**OBJECTIVE**
Please transcribe the data that follows without the pictures, keeping every word the same.

=-=-=-=-=

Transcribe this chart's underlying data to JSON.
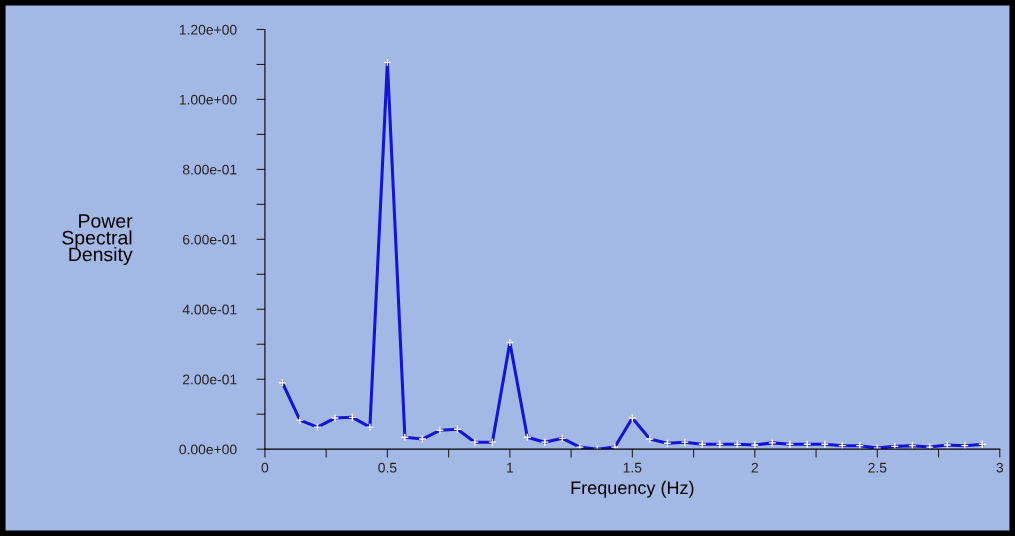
{
  "chart_data": {
    "type": "line",
    "xlabel": "Frequency (Hz)",
    "ylabel": "Power\nSpectral\nDensity",
    "x": [
      0.0714,
      0.1429,
      0.2143,
      0.2857,
      0.3571,
      0.4286,
      0.5,
      0.5714,
      0.6429,
      0.7143,
      0.7857,
      0.8571,
      0.9286,
      1.0,
      1.0714,
      1.1429,
      1.2143,
      1.2857,
      1.3571,
      1.4286,
      1.5,
      1.5714,
      1.6429,
      1.7143,
      1.7857,
      1.8571,
      1.9286,
      2.0,
      2.0714,
      2.1429,
      2.2143,
      2.2857,
      2.3571,
      2.4286,
      2.5,
      2.5714,
      2.6429,
      2.7143,
      2.7857,
      2.8571,
      2.9286
    ],
    "series": [
      {
        "color": "#1414d2",
        "values": [
          0.19,
          0.083,
          0.063,
          0.089,
          0.091,
          0.063,
          1.106,
          0.034,
          0.029,
          0.054,
          0.057,
          0.02,
          0.02,
          0.305,
          0.034,
          0.02,
          0.031,
          0.006,
          0.0,
          0.006,
          0.089,
          0.029,
          0.017,
          0.02,
          0.014,
          0.014,
          0.014,
          0.012,
          0.018,
          0.014,
          0.014,
          0.014,
          0.01,
          0.01,
          0.003,
          0.008,
          0.01,
          0.006,
          0.012,
          0.01,
          0.014
        ]
      }
    ],
    "xlim": [
      0,
      3
    ],
    "ylim": [
      0,
      1.2
    ],
    "xticks": [
      0,
      {
        "value": 0.25,
        "label": null
      },
      0.5,
      {
        "value": 0.75,
        "label": null
      },
      1,
      {
        "value": 1.25,
        "label": null
      },
      1.5,
      {
        "value": 1.75,
        "label": null
      },
      2,
      {
        "value": 2.25,
        "label": null
      },
      2.5,
      {
        "value": 2.75,
        "label": null
      },
      3
    ],
    "yticks": [
      {
        "value": 0,
        "label": "0.00e+00"
      },
      {
        "value": 0.1,
        "label": null
      },
      {
        "value": 0.2,
        "label": "2.00e-01"
      },
      {
        "value": 0.3,
        "label": null
      },
      {
        "value": 0.4,
        "label": "4.00e-01"
      },
      {
        "value": 0.5,
        "label": null
      },
      {
        "value": 0.6,
        "label": "6.00e-01"
      },
      {
        "value": 0.7,
        "label": null
      },
      {
        "value": 0.8,
        "label": "8.00e-01"
      },
      {
        "value": 0.9,
        "label": null
      },
      {
        "value": 1.0,
        "label": "1.00e+00"
      },
      {
        "value": 1.1,
        "label": null
      },
      {
        "value": 1.2,
        "label": "1.20e+00"
      }
    ],
    "grid": false,
    "marker": "cross",
    "line_style": "solid"
  }
}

=-=-=-=-=

**TASK RESULT**
Transcribe this chart's underlying data to JSON.
{
  "chart_data": {
    "type": "line",
    "xlabel": "Frequency (Hz)",
    "ylabel": "Power\nSpectral\nDensity",
    "x": [
      0.0714,
      0.1429,
      0.2143,
      0.2857,
      0.3571,
      0.4286,
      0.5,
      0.5714,
      0.6429,
      0.7143,
      0.7857,
      0.8571,
      0.9286,
      1.0,
      1.0714,
      1.1429,
      1.2143,
      1.2857,
      1.3571,
      1.4286,
      1.5,
      1.5714,
      1.6429,
      1.7143,
      1.7857,
      1.8571,
      1.9286,
      2.0,
      2.0714,
      2.1429,
      2.2143,
      2.2857,
      2.3571,
      2.4286,
      2.5,
      2.5714,
      2.6429,
      2.7143,
      2.7857,
      2.8571,
      2.9286
    ],
    "series": [
      {
        "color": "#1414d2",
        "values": [
          0.19,
          0.083,
          0.063,
          0.089,
          0.091,
          0.063,
          1.106,
          0.034,
          0.029,
          0.054,
          0.057,
          0.02,
          0.02,
          0.305,
          0.034,
          0.02,
          0.031,
          0.006,
          0.0,
          0.006,
          0.089,
          0.029,
          0.017,
          0.02,
          0.014,
          0.014,
          0.014,
          0.012,
          0.018,
          0.014,
          0.014,
          0.014,
          0.01,
          0.01,
          0.003,
          0.008,
          0.01,
          0.006,
          0.012,
          0.01,
          0.014
        ]
      }
    ],
    "xlim": [
      0,
      3
    ],
    "ylim": [
      0,
      1.2
    ],
    "xticks": [
      0,
      {
        "value": 0.25,
        "label": null
      },
      0.5,
      {
        "value": 0.75,
        "label": null
      },
      1,
      {
        "value": 1.25,
        "label": null
      },
      1.5,
      {
        "value": 1.75,
        "label": null
      },
      2,
      {
        "value": 2.25,
        "label": null
      },
      2.5,
      {
        "value": 2.75,
        "label": null
      },
      3
    ],
    "yticks": [
      {
        "value": 0,
        "label": "0.00e+00"
      },
      {
        "value": 0.1,
        "label": null
      },
      {
        "value": 0.2,
        "label": "2.00e-01"
      },
      {
        "value": 0.3,
        "label": null
      },
      {
        "value": 0.4,
        "label": "4.00e-01"
      },
      {
        "value": 0.5,
        "label": null
      },
      {
        "value": 0.6,
        "label": "6.00e-01"
      },
      {
        "value": 0.7,
        "label": null
      },
      {
        "value": 0.8,
        "label": "8.00e-01"
      },
      {
        "value": 0.9,
        "label": null
      },
      {
        "value": 1.0,
        "label": "1.00e+00"
      },
      {
        "value": 1.1,
        "label": null
      },
      {
        "value": 1.2,
        "label": "1.20e+00"
      }
    ],
    "grid": false,
    "marker": "cross",
    "line_style": "solid"
  }
}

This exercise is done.